[Data excerpts]
------------------------
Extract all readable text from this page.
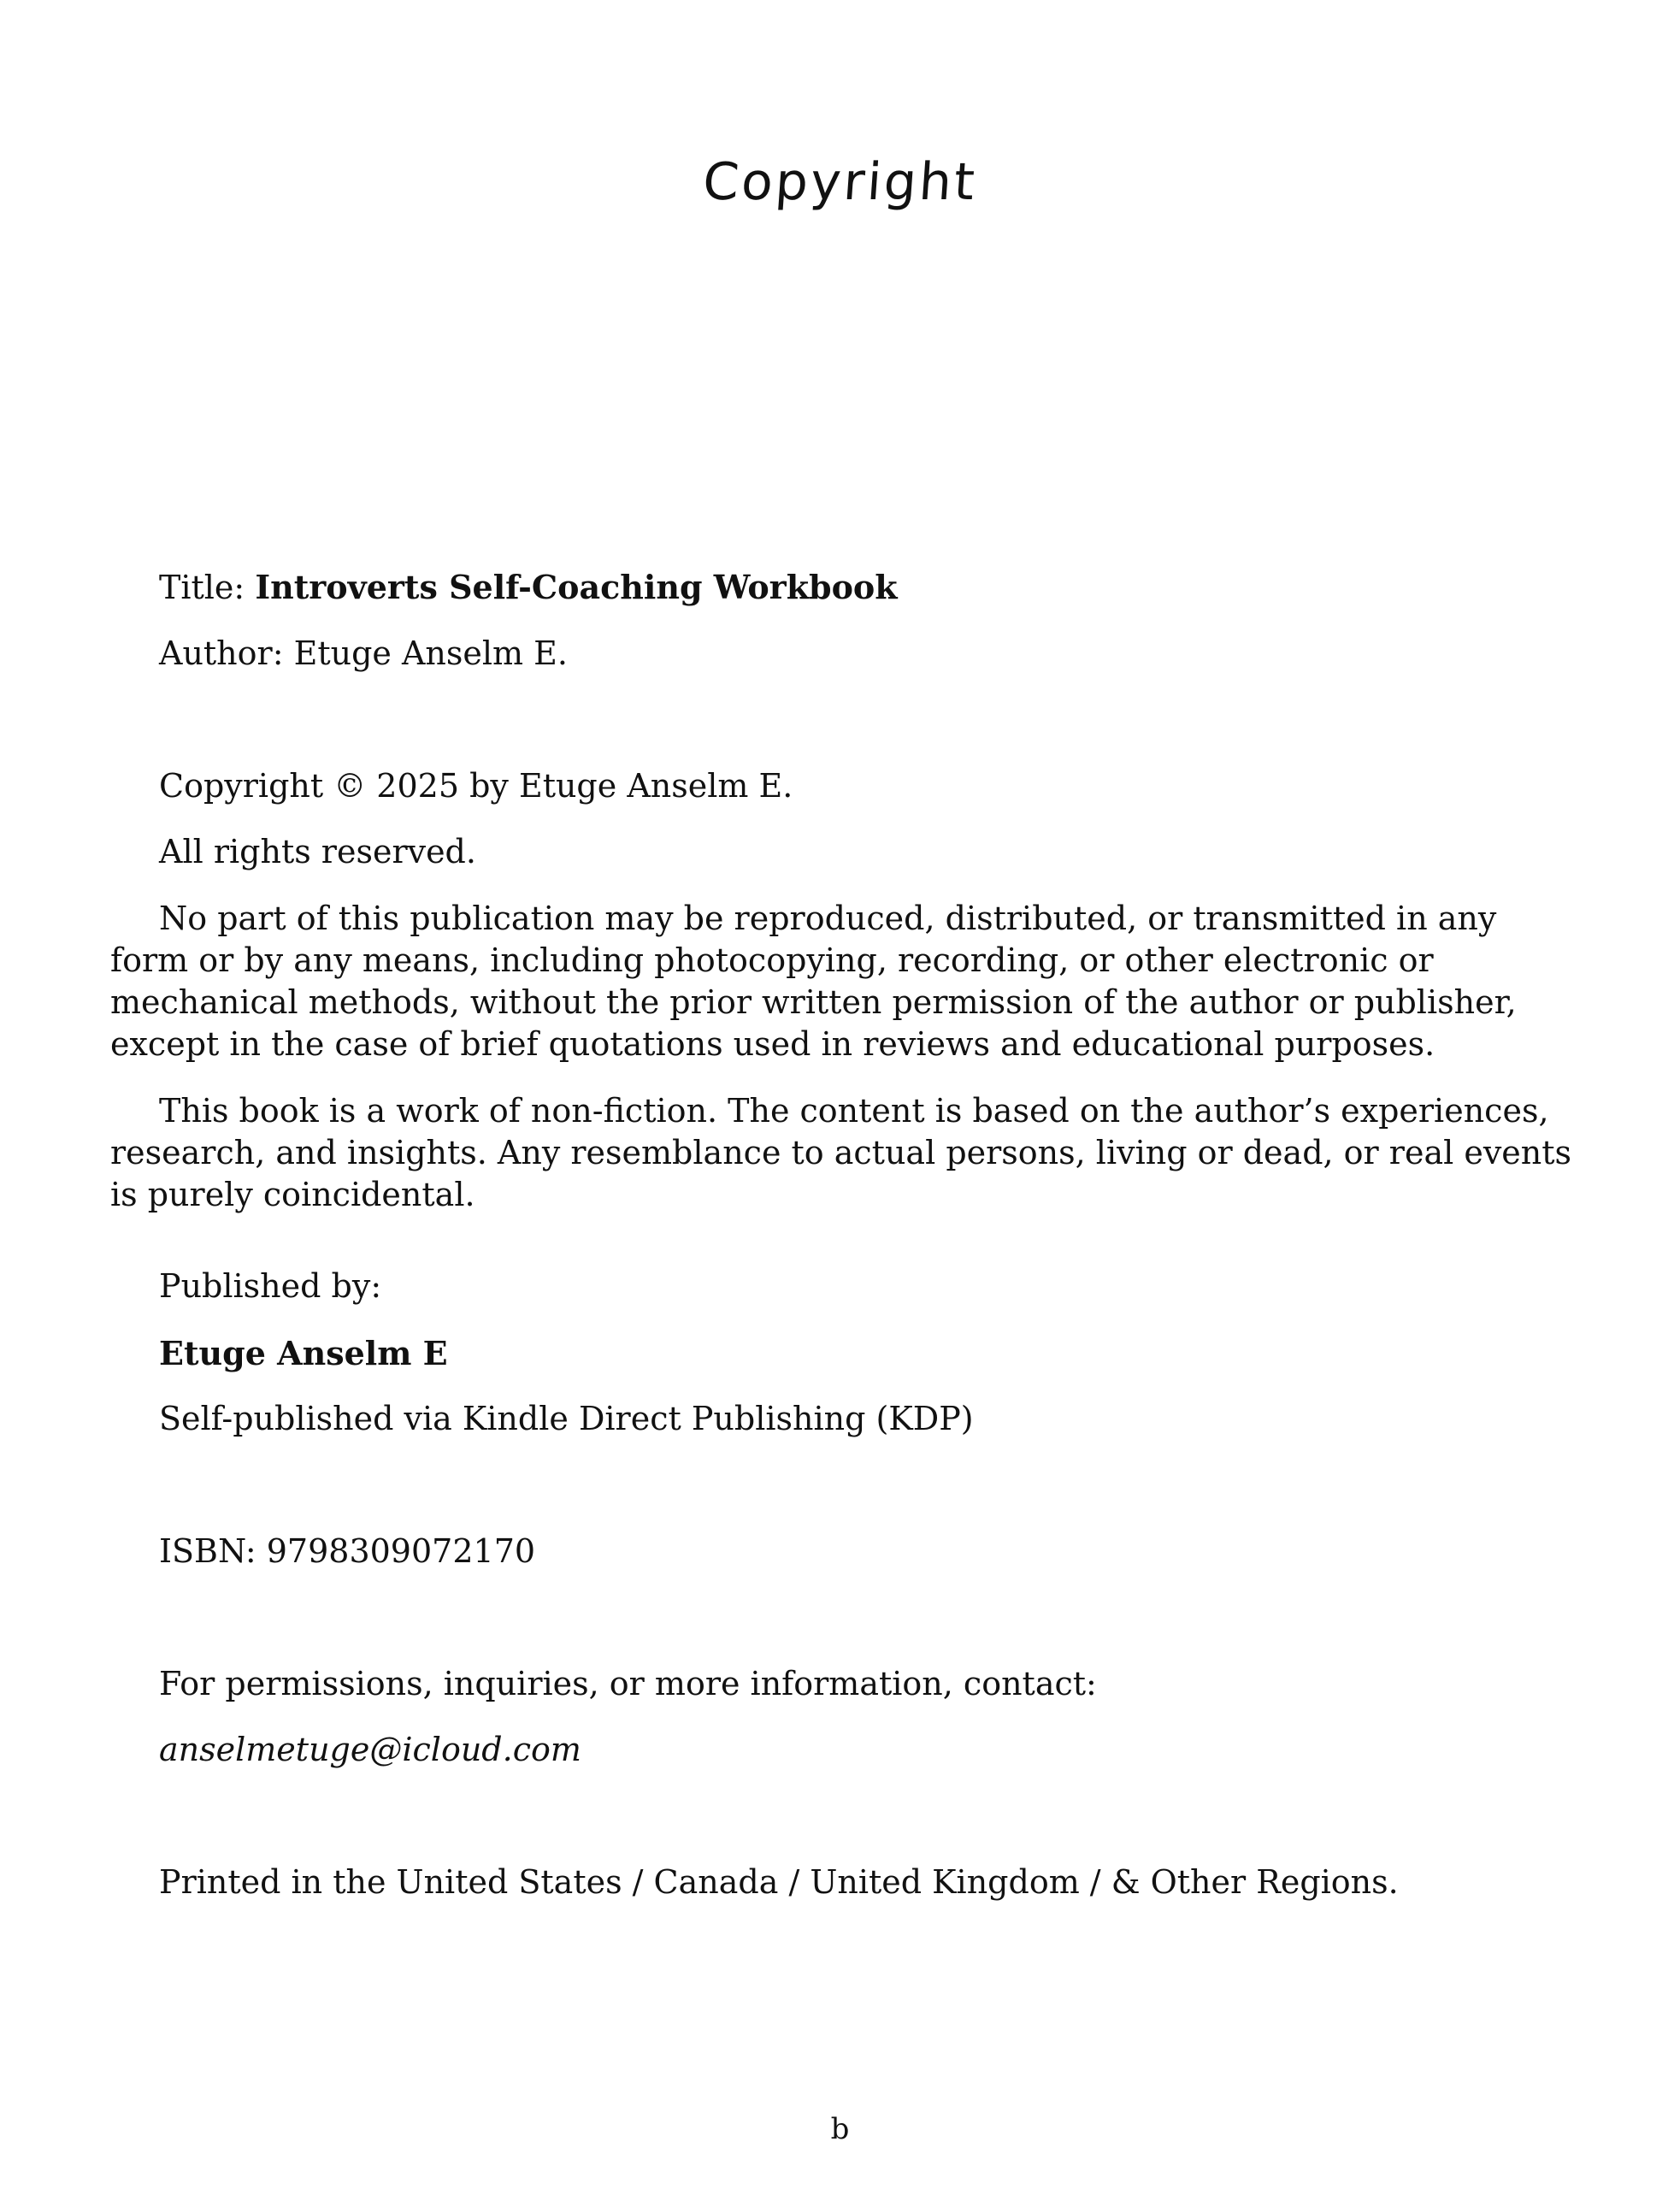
Copyright
Title: Introverts Self-Coaching Workbook
Author: Etuge Anselm E.
Copyright © 2025 by Etuge Anselm E.
All rights reserved.

No part of this publication may be reproduced, distributed, or transmitted in any form or by any means, including photocopying, recording, or other electronic or mechanical methods, without the prior written permission of the author or publisher, except in the case of brief quotations used in reviews and educational purposes.

This book is a work of non-fiction. The content is based on the author’s experiences, research, and insights. Any resemblance to actual persons, living or dead, or real events is purely coincidental.

Published by:
Etuge Anselm E
Self-published via Kindle Direct Publishing (KDP)
ISBN: 9798309072170
For permissions, inquiries, or more information, contact:
anselmetuge@icloud.com
Printed in the United States / Canada / United Kingdom / & Other Regions.
b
------------------------
CHALLENGE
Without the pictures, write out all of the material exactly.

RESULT OF THIS TASK
Extract all readable text from this page.
Copyright
Title: Introverts Self-Coaching Workbook
Author: Etuge Anselm E.
Copyright © 2025 by Etuge Anselm E.
All rights reserved.

No part of this publication may be reproduced, distributed, or transmitted in any form or by any means, including photocopying, recording, or other electronic or mechanical methods, without the prior written permission of the author or publisher, except in the case of brief quotations used in reviews and educational purposes.

This book is a work of non-fiction. The content is based on the author’s experiences, research, and insights. Any resemblance to actual persons, living or dead, or real events is purely coincidental.

Published by:
Etuge Anselm E
Self-published via Kindle Direct Publishing (KDP)
ISBN: 9798309072170
For permissions, inquiries, or more information, contact:
anselmetuge@icloud.com
Printed in the United States / Canada / United Kingdom / & Other Regions.
b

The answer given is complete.